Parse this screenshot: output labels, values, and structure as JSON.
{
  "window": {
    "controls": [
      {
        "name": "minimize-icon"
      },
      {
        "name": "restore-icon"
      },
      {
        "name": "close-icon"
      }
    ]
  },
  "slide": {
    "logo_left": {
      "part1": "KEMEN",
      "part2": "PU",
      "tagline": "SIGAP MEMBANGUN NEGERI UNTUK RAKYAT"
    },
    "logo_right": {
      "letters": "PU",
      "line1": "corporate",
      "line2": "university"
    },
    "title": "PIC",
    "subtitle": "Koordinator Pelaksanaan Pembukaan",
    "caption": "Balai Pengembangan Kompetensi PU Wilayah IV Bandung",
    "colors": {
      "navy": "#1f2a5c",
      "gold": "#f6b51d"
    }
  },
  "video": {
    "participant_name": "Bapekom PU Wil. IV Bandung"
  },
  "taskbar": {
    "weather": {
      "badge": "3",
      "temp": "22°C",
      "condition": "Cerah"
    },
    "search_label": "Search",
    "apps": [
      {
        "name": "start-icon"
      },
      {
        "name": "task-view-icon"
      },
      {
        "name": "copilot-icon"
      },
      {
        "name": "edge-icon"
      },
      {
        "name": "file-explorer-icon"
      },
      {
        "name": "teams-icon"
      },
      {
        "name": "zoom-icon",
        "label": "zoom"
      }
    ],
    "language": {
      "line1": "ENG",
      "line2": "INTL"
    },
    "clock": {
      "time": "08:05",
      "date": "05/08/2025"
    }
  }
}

#### [Do this]
Give the count of lines in the records that contain "icon", and no other text.

#### [Output below]
10